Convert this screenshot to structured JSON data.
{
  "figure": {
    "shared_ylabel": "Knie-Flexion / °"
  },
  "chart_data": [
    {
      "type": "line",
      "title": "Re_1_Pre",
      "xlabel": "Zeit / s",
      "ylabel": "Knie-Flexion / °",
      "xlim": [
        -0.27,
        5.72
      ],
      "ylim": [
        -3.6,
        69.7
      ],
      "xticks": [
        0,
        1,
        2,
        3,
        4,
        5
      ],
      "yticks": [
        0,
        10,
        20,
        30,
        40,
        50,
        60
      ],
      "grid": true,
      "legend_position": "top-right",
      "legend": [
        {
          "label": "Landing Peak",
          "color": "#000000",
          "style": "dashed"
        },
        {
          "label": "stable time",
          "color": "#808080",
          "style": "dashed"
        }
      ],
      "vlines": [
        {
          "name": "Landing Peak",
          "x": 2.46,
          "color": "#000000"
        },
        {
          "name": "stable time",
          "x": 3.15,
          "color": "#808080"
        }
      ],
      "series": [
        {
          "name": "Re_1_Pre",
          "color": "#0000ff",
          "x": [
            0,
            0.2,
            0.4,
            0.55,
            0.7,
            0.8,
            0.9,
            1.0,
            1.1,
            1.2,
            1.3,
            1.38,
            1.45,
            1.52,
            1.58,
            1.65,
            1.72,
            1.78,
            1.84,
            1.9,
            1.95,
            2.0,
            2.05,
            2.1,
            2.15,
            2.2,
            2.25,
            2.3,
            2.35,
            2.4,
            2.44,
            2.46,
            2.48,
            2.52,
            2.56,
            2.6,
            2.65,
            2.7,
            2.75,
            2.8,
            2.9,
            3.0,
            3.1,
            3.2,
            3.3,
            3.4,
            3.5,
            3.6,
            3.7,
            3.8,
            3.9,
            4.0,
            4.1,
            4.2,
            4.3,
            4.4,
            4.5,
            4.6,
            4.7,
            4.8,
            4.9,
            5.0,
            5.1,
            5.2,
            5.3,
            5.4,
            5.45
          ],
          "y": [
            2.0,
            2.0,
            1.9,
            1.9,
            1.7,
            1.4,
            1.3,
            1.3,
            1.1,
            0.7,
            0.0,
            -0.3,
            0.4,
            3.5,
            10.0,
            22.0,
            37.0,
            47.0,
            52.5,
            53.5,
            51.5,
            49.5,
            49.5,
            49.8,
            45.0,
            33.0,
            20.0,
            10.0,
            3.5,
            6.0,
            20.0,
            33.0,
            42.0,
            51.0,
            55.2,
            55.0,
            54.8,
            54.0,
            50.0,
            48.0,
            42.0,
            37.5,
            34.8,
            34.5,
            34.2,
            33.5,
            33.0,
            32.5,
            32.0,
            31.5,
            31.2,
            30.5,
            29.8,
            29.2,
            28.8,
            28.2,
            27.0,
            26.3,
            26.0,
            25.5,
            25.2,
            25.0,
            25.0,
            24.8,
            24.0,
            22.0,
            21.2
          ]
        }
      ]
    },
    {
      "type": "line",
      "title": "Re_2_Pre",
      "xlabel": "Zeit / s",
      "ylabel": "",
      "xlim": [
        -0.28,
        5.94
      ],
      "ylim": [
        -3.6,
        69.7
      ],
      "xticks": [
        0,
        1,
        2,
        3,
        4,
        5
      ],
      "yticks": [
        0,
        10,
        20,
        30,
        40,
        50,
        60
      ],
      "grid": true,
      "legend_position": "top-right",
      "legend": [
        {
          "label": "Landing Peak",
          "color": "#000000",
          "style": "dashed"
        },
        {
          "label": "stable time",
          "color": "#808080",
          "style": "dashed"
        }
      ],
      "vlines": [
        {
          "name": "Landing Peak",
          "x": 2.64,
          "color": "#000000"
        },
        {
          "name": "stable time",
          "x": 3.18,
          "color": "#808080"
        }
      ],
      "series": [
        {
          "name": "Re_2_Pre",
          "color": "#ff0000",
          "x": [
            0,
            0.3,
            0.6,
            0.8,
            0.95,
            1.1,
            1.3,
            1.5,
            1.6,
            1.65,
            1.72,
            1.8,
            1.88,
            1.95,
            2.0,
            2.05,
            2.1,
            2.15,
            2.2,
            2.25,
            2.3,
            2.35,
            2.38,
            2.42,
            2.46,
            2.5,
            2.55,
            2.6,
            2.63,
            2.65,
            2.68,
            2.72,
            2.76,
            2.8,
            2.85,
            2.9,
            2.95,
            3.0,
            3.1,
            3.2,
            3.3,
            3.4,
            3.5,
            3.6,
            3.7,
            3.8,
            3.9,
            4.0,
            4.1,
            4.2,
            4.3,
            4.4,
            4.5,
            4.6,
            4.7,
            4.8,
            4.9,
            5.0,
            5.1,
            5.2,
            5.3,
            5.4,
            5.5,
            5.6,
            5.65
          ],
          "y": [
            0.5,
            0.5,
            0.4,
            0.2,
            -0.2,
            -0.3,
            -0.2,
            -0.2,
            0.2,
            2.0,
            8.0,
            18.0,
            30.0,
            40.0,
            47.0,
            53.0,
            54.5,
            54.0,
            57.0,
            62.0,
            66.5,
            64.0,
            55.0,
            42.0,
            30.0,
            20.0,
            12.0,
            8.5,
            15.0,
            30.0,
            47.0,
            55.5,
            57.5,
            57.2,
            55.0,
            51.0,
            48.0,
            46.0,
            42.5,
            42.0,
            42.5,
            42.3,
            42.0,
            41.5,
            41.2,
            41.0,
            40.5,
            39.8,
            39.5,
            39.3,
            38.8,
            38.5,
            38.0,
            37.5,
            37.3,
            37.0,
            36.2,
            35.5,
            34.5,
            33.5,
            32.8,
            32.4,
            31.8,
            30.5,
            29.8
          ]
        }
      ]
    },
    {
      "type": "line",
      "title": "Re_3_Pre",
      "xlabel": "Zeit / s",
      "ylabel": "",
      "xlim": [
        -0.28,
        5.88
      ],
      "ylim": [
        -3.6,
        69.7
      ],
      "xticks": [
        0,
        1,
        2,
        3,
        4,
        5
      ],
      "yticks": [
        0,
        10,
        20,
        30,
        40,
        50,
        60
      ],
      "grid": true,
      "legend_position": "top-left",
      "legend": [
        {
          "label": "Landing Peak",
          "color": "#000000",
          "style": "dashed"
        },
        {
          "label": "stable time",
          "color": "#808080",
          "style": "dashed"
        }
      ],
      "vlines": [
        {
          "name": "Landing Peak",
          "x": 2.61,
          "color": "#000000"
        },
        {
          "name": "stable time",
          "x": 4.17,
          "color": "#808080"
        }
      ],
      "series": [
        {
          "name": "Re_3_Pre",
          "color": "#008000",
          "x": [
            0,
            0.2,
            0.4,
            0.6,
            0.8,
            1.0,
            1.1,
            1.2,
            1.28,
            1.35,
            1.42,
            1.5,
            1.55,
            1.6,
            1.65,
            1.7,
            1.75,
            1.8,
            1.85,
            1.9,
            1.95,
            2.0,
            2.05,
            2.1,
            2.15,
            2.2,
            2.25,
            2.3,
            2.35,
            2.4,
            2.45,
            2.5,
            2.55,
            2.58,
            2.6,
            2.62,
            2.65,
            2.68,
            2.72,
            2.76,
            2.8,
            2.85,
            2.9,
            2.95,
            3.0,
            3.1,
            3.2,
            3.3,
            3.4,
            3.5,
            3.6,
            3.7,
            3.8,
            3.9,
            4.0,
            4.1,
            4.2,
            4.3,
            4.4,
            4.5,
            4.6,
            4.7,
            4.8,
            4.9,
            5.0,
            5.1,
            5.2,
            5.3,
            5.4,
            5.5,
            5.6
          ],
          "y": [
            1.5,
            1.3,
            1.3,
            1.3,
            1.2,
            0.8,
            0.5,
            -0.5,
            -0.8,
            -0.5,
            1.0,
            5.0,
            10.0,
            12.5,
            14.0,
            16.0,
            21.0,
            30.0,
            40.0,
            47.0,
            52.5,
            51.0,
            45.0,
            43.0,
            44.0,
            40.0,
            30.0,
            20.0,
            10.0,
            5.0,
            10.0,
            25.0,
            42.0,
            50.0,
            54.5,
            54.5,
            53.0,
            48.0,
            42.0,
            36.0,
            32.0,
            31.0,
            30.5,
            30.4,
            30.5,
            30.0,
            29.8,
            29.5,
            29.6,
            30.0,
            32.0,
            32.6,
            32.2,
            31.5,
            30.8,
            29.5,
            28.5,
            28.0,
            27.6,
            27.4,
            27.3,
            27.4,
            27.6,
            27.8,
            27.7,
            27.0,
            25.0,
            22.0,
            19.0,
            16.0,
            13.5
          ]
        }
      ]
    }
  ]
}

-------

> **To be done**: Write out every line of the listing that holds the word "Knie".

> **Task result**:
    "shared_ylabel": "Knie-Flexion / °"
      "ylabel": "Knie-Flexion / °",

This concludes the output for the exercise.